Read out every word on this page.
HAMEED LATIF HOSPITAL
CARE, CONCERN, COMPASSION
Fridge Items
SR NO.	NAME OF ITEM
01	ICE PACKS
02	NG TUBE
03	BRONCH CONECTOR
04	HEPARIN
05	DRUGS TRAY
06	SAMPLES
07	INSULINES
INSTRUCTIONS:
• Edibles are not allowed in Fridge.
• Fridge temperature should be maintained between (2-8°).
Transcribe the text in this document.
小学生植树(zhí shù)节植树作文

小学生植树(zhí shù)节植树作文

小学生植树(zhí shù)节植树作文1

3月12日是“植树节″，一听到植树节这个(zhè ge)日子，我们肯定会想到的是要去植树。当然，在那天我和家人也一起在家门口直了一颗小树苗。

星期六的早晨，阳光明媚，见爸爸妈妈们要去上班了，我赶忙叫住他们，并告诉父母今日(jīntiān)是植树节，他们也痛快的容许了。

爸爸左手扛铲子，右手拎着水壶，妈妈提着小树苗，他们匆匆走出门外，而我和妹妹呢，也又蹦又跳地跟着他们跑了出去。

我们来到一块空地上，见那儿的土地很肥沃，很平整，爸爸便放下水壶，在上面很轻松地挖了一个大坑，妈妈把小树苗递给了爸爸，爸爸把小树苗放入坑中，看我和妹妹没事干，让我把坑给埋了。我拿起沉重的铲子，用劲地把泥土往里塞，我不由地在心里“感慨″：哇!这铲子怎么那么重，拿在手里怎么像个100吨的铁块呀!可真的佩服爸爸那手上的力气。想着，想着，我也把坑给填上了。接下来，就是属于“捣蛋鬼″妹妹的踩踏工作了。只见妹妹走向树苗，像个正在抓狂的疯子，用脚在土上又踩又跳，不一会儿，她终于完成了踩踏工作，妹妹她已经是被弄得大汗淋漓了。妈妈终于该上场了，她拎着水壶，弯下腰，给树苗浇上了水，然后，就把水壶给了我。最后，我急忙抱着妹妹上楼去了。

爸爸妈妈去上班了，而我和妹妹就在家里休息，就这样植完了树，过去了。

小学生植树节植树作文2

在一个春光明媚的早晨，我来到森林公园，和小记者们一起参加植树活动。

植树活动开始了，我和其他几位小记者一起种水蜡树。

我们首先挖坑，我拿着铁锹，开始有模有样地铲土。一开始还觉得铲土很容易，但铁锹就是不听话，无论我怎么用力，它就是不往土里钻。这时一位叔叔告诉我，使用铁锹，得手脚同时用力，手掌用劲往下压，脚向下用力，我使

┄┄┄┄┄┄

#### [Request]
Give the material above again, word for word.

#### [Solution for this problem]
Read out every word on this page.
HAMEED LATIF HOSPITAL
CARE, CONCERN, COMPASSION
Fridge Items
SR NO.	NAME OF ITEM
01	ICE PACKS
02	NG TUBE
03	BRONCH CONECTOR
04	HEPARIN
05	DRUGS TRAY
06	SAMPLES
07	INSULINES
INSTRUCTIONS:
• Edibles are not allowed in Fridge.
• Fridge temperature should be maintained between (2-8°).
Transcribe the text in this document.
小学生植树(zhí shù)节植树作文

小学生植树(zhí shù)节植树作文

小学生植树(zhí shù)节植树作文1

3月12日是“植树节″，一听到植树节这个(zhè ge)日子，我们肯定会想到的是要去植树。当然，在那天我和家人也一起在家门口直了一颗小树苗。

星期六的早晨，阳光明媚，见爸爸妈妈们要去上班了，我赶忙叫住他们，并告诉父母今日(jīntiān)是植树节，他们也痛快的容许了。

爸爸左手扛铲子，右手拎着水壶，妈妈提着小树苗，他们匆匆走出门外，而我和妹妹呢，也又蹦又跳地跟着他们跑了出去。

我们来到一块空地上，见那儿的土地很肥沃，很平整，爸爸便放下水壶，在上面很轻松地挖了一个大坑，妈妈把小树苗递给了爸爸，爸爸把小树苗放入坑中，看我和妹妹没事干，让我把坑给埋了。我拿起沉重的铲子，用劲地把泥土往里塞，我不由地在心里“感慨″：哇!这铲子怎么那么重，拿在手里怎么像个100吨的铁块呀!可真的佩服爸爸那手上的力气。想着，想着，我也把坑给填上了。接下来，就是属于“捣蛋鬼″妹妹的踩踏工作了。只见妹妹走向树苗，像个正在抓狂的疯子，用脚在土上又踩又跳，不一会儿，她终于完成了踩踏工作，妹妹她已经是被弄得大汗淋漓了。妈妈终于该上场了，她拎着水壶，弯下腰，给树苗浇上了水，然后，就把水壶给了我。最后，我急忙抱着妹妹上楼去了。

爸爸妈妈去上班了，而我和妹妹就在家里休息，就这样植完了树，过去了。

小学生植树节植树作文2

在一个春光明媚的早晨，我来到森林公园，和小记者们一起参加植树活动。

植树活动开始了，我和其他几位小记者一起种水蜡树。

我们首先挖坑，我拿着铁锹，开始有模有样地铲土。一开始还觉得铲土很容易，但铁锹就是不听话，无论我怎么用力，它就是不往土里钻。这时一位叔叔告诉我，使用铁锹，得手脚同时用力，手掌用劲往下压，脚向下用力，我使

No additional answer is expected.